── Data excerpts ──

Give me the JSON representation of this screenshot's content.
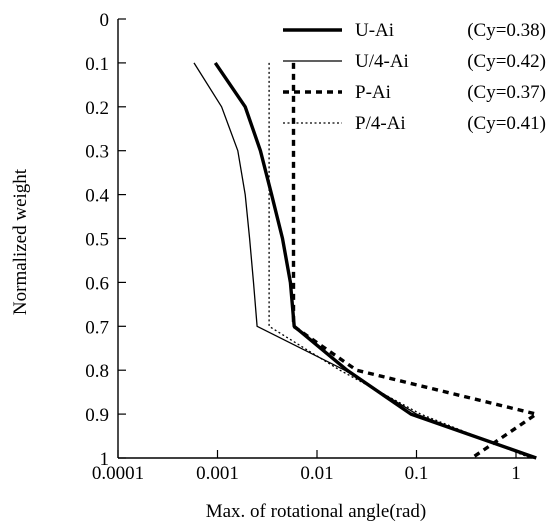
{
  "chart_data": {
    "type": "line",
    "title": "",
    "xlabel": "Max. of rotational angle(rad)",
    "ylabel": "Normalized weight",
    "x_scale": "log",
    "xlim": [
      0.0001,
      1
    ],
    "ylim": [
      0,
      1
    ],
    "y_inverted": true,
    "grid": false,
    "legend_position": "top-right",
    "x_ticks": [
      {
        "value": 0.0001,
        "label": "0.0001"
      },
      {
        "value": 0.001,
        "label": "0.001"
      },
      {
        "value": 0.01,
        "label": "0.01"
      },
      {
        "value": 0.1,
        "label": "0.1"
      },
      {
        "value": 1,
        "label": "1"
      }
    ],
    "y_ticks": [
      {
        "value": 0,
        "label": "0"
      },
      {
        "value": 0.1,
        "label": "0.1"
      },
      {
        "value": 0.2,
        "label": "0.2"
      },
      {
        "value": 0.3,
        "label": "0.3"
      },
      {
        "value": 0.4,
        "label": "0.4"
      },
      {
        "value": 0.5,
        "label": "0.5"
      },
      {
        "value": 0.6,
        "label": "0.6"
      },
      {
        "value": 0.7,
        "label": "0.7"
      },
      {
        "value": 0.8,
        "label": "0.8"
      },
      {
        "value": 0.9,
        "label": "0.9"
      },
      {
        "value": 1,
        "label": "1"
      }
    ],
    "series": [
      {
        "name": "U-Ai",
        "legend_suffix": "(Cy=0.38)",
        "style": "thick-solid",
        "color": "#000000",
        "points": [
          {
            "x": 0.00095,
            "y": 0.1
          },
          {
            "x": 0.0019,
            "y": 0.2
          },
          {
            "x": 0.0027,
            "y": 0.3
          },
          {
            "x": 0.0035,
            "y": 0.4
          },
          {
            "x": 0.0045,
            "y": 0.5
          },
          {
            "x": 0.0054,
            "y": 0.6
          },
          {
            "x": 0.0059,
            "y": 0.7
          },
          {
            "x": 0.02,
            "y": 0.8
          },
          {
            "x": 0.088,
            "y": 0.9
          },
          {
            "x": 1.6,
            "y": 1.0
          }
        ]
      },
      {
        "name": "U/4-Ai",
        "legend_suffix": "(Cy=0.42)",
        "style": "thin-solid",
        "color": "#000000",
        "points": [
          {
            "x": 0.00058,
            "y": 0.1
          },
          {
            "x": 0.0011,
            "y": 0.2
          },
          {
            "x": 0.0016,
            "y": 0.3
          },
          {
            "x": 0.0019,
            "y": 0.4
          },
          {
            "x": 0.0021,
            "y": 0.5
          },
          {
            "x": 0.0023,
            "y": 0.6
          },
          {
            "x": 0.0025,
            "y": 0.7
          },
          {
            "x": 0.019,
            "y": 0.8
          },
          {
            "x": 0.1,
            "y": 0.9
          },
          {
            "x": 1.45,
            "y": 1.0
          }
        ]
      },
      {
        "name": "P-Ai",
        "legend_suffix": "(Cy=0.37)",
        "style": "thick-dashed",
        "color": "#000000",
        "points": [
          {
            "x": 0.0058,
            "y": 0.1
          },
          {
            "x": 0.0058,
            "y": 0.2
          },
          {
            "x": 0.0058,
            "y": 0.3
          },
          {
            "x": 0.0058,
            "y": 0.4
          },
          {
            "x": 0.0058,
            "y": 0.5
          },
          {
            "x": 0.0058,
            "y": 0.6
          },
          {
            "x": 0.0058,
            "y": 0.7
          },
          {
            "x": 0.025,
            "y": 0.8
          },
          {
            "x": 1.6,
            "y": 0.9
          },
          {
            "x": 0.36,
            "y": 1.0
          }
        ]
      },
      {
        "name": "P/4-Ai",
        "legend_suffix": "(Cy=0.41)",
        "style": "thin-dotted",
        "color": "#000000",
        "points": [
          {
            "x": 0.0033,
            "y": 0.1
          },
          {
            "x": 0.0033,
            "y": 0.2
          },
          {
            "x": 0.0033,
            "y": 0.3
          },
          {
            "x": 0.0033,
            "y": 0.4
          },
          {
            "x": 0.0033,
            "y": 0.5
          },
          {
            "x": 0.0033,
            "y": 0.6
          },
          {
            "x": 0.0033,
            "y": 0.7
          },
          {
            "x": 0.017,
            "y": 0.8
          },
          {
            "x": 0.11,
            "y": 0.9
          },
          {
            "x": 1.4,
            "y": 1.0
          }
        ]
      }
    ]
  }
}
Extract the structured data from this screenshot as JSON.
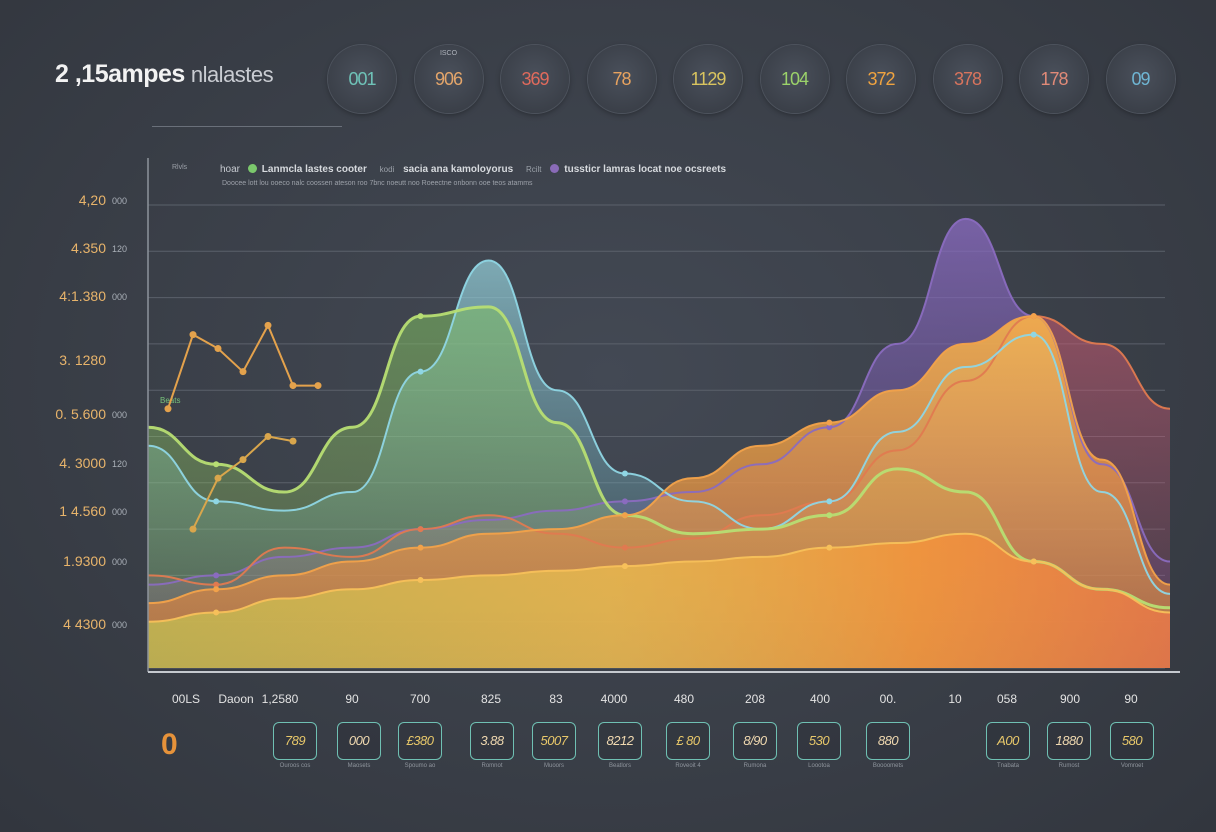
{
  "title": {
    "main": "2 ,15ampes",
    "sub": "nlalastes"
  },
  "kpis": [
    {
      "cap": "",
      "value": "001",
      "color": "#6fc3b8"
    },
    {
      "cap": "ISCO",
      "value": "906",
      "color": "#e3a56a"
    },
    {
      "cap": "",
      "value": "369",
      "color": "#e06a5c"
    },
    {
      "cap": "",
      "value": "78",
      "color": "#e8a35f"
    },
    {
      "cap": "",
      "value": "1129",
      "color": "#d9c45f"
    },
    {
      "cap": "",
      "value": "104",
      "color": "#9bd26a"
    },
    {
      "cap": "",
      "value": "372",
      "color": "#f0a33f"
    },
    {
      "cap": "",
      "value": "378",
      "color": "#d9745d"
    },
    {
      "cap": "",
      "value": "178",
      "color": "#e08a78"
    },
    {
      "cap": "",
      "value": "09",
      "color": "#6fb6d4"
    }
  ],
  "legend": {
    "key": "hoar",
    "entries": [
      {
        "label": "Lanmcla lastes cooter",
        "color": "#7bc86c"
      },
      {
        "label": "sacia ana kamoloyorus",
        "color": "#e09a4a"
      },
      {
        "label": "tussticr lamras locat noe ocsreets",
        "color": "#8a6bb8"
      }
    ],
    "unit_a": "kodi",
    "unit_b": "Rcilt",
    "sub": "Doocee lott lou ooeco nalc coossen ateson roo 7bnc noeutt noo Roeectne onbonn ooe teos atamms"
  },
  "y_caption_top": "Rlvls",
  "y_caption_side": "Beats",
  "y_ticks": [
    "4,20",
    "4.350",
    "4:1.380",
    "3. 1280",
    "0. 5.600",
    "4. 3000",
    "1 4.560",
    "1.9300",
    "4 4300"
  ],
  "y_ticks_right": [
    "000",
    "120",
    "000",
    "",
    "000",
    "120",
    "000",
    "000",
    "000"
  ],
  "zero_label": "0",
  "cards": [
    {
      "value": "789",
      "sub": "Ouroos cos"
    },
    {
      "value": "000",
      "sub": "Maosets"
    },
    {
      "value": "£380",
      "sub": "Spoumo ao"
    },
    {
      "value": "3.88",
      "sub": "Romnot"
    },
    {
      "value": "5007",
      "sub": "Muoors"
    },
    {
      "value": "8212",
      "sub": "Beatlors"
    },
    {
      "value": "£ 80",
      "sub": "Roveoit 4"
    },
    {
      "value": "8/90",
      "sub": "Rumona"
    },
    {
      "value": "530",
      "sub": "Loootoa"
    },
    {
      "value": "880",
      "sub": "Boooomets"
    },
    {
      "value": "A00",
      "sub": "Tnabata"
    },
    {
      "value": "1880",
      "sub": "Rumost"
    },
    {
      "value": "580",
      "sub": "Vomroet"
    }
  ],
  "colors": {
    "background": "#383d46",
    "green": "#a8d46a",
    "teal": "#8fd3e0",
    "orange": "#f0a040",
    "purple": "#7d5cb0",
    "magenta": "#b2547a",
    "accent_tick": "#e8b46b"
  },
  "chart_data": {
    "type": "area",
    "title": "",
    "xlabel": "",
    "ylabel": "",
    "ylim": [
      0,
      1000
    ],
    "categories": [
      "00LS",
      "Daoon",
      "1,2580",
      "90",
      "700",
      "825",
      "83",
      "4000",
      "480",
      "208",
      "400",
      "00.",
      "10",
      "058",
      "900",
      "90"
    ],
    "series": [
      {
        "values": [
          520,
          440,
          380,
          520,
          760,
          780,
          530,
          330,
          290,
          300,
          330,
          430,
          380,
          230,
          170,
          130
        ]
      },
      {
        "values": [
          480,
          360,
          340,
          380,
          640,
          880,
          600,
          420,
          360,
          300,
          360,
          510,
          650,
          720,
          380,
          160
        ]
      },
      {
        "values": [
          200,
          180,
          260,
          240,
          300,
          330,
          290,
          260,
          280,
          330,
          360,
          470,
          620,
          760,
          700,
          560
        ]
      },
      {
        "values": [
          140,
          170,
          200,
          230,
          260,
          290,
          300,
          330,
          410,
          480,
          530,
          600,
          700,
          760,
          450,
          180
        ]
      },
      {
        "values": [
          180,
          200,
          240,
          260,
          300,
          320,
          340,
          360,
          380,
          440,
          520,
          700,
          970,
          760,
          440,
          230
        ]
      },
      {
        "values": [
          100,
          120,
          150,
          170,
          190,
          200,
          210,
          220,
          230,
          240,
          260,
          270,
          290,
          230,
          170,
          120
        ]
      }
    ],
    "marker_series": [
      {
        "points": [
          [
            0,
            560
          ],
          [
            1,
            720
          ],
          [
            2,
            690
          ],
          [
            3,
            640
          ],
          [
            4,
            740
          ],
          [
            5,
            610
          ],
          [
            6,
            610
          ]
        ],
        "color": "#e4a24c"
      },
      {
        "points": [
          [
            1,
            300
          ],
          [
            2,
            410
          ],
          [
            3,
            450
          ],
          [
            4,
            500
          ],
          [
            5,
            490
          ]
        ],
        "color": "#d9a64c"
      }
    ],
    "grid": true,
    "legend": "top"
  }
}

───

Work required
Look through the entries above and list every line containing "name".

Response
        "name": "U-Ai",
        "name": "U/4-Ai",
        "name": "P-Ai",
        "name": "P/4-Ai",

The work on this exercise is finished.